* **DATASET ROWS**:
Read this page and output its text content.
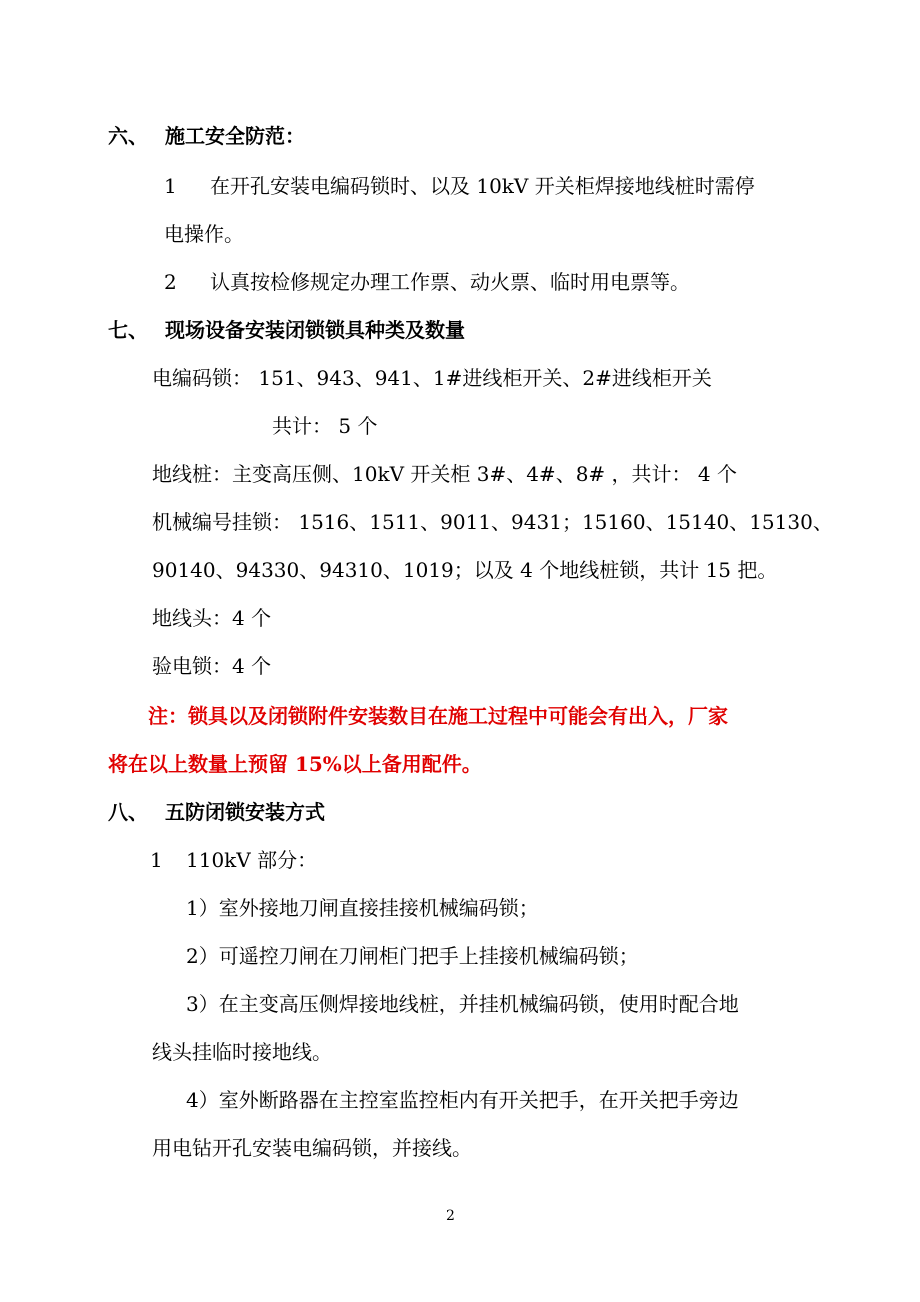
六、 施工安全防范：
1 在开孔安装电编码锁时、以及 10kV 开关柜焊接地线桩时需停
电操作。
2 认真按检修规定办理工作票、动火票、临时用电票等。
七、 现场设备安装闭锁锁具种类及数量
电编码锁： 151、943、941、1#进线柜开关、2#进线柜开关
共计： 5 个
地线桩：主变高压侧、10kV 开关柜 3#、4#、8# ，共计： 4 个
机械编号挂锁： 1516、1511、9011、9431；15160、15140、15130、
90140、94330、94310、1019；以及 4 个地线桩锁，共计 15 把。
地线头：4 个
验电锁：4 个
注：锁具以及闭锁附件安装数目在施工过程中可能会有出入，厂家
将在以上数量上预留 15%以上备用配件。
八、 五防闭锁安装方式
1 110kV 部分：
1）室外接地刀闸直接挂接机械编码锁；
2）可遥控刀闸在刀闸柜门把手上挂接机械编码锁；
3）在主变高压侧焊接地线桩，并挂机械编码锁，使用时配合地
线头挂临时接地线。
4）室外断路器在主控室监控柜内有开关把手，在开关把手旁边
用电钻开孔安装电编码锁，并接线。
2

---

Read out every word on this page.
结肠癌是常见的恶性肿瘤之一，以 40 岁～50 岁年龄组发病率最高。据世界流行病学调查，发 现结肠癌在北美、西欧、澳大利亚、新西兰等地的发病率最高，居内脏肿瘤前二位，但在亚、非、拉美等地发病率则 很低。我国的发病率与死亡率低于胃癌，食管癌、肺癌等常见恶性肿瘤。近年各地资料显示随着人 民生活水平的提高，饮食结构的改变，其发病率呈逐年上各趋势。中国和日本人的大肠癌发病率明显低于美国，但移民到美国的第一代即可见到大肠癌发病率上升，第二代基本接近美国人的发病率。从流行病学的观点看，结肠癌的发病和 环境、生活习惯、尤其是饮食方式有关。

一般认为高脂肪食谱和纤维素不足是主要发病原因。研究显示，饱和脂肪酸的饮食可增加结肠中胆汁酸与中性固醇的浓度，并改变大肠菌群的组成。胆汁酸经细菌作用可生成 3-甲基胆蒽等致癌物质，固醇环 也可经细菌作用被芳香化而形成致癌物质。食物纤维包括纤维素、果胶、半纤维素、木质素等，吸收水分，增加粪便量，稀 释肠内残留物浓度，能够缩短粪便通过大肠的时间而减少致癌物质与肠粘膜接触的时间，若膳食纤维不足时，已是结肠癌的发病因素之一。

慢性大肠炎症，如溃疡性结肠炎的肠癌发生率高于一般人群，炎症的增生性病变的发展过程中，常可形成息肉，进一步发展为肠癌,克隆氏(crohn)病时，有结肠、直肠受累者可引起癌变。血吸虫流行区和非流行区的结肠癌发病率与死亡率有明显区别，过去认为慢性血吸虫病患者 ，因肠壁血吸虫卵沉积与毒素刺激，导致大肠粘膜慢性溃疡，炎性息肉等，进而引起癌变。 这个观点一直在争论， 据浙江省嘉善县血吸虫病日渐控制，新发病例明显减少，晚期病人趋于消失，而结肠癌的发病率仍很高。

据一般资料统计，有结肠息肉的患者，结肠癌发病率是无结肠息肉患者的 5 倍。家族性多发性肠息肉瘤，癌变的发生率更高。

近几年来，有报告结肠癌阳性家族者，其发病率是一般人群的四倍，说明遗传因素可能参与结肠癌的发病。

==

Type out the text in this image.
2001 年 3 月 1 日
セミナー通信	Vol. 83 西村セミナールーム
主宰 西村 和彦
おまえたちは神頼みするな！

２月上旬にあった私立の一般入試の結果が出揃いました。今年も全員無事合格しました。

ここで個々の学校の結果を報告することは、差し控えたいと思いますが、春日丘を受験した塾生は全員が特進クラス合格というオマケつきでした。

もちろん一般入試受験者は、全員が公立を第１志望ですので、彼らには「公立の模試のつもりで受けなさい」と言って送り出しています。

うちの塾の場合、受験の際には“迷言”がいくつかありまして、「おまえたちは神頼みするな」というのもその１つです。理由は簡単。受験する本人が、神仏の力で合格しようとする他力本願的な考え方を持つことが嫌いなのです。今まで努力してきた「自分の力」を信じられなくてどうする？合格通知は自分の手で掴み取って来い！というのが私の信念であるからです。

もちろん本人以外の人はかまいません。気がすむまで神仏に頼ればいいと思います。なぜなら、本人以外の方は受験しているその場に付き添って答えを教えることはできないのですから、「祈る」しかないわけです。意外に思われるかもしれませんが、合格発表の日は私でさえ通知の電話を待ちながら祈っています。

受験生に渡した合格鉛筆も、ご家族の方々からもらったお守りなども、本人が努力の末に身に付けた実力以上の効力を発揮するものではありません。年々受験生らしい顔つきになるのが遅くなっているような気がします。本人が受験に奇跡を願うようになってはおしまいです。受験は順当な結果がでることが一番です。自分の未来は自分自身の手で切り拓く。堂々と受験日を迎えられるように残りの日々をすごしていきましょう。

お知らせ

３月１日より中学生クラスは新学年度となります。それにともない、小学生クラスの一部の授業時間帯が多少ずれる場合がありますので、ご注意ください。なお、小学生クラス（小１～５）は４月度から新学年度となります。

* **STATED PROBLEM**: Take each line of the material that contains the word "おまえたちは神頼みするな" and list it.

* **WRITTEN ANSWER**:
おまえたちは神頼みするな！
うちの塾の場合、受験の際には“迷言”がいくつかありまして、「おまえたちは神頼みするな」というのもその１つです。理由は簡単。受験する本人が、神仏の力で合格しようとする他力本願的な考え方を持つことが嫌いなのです。今まで努力してきた「自分の力」を信じられなくてどうする？合格通知は自分の手で掴み取って来い！というのが私の信念であるからです。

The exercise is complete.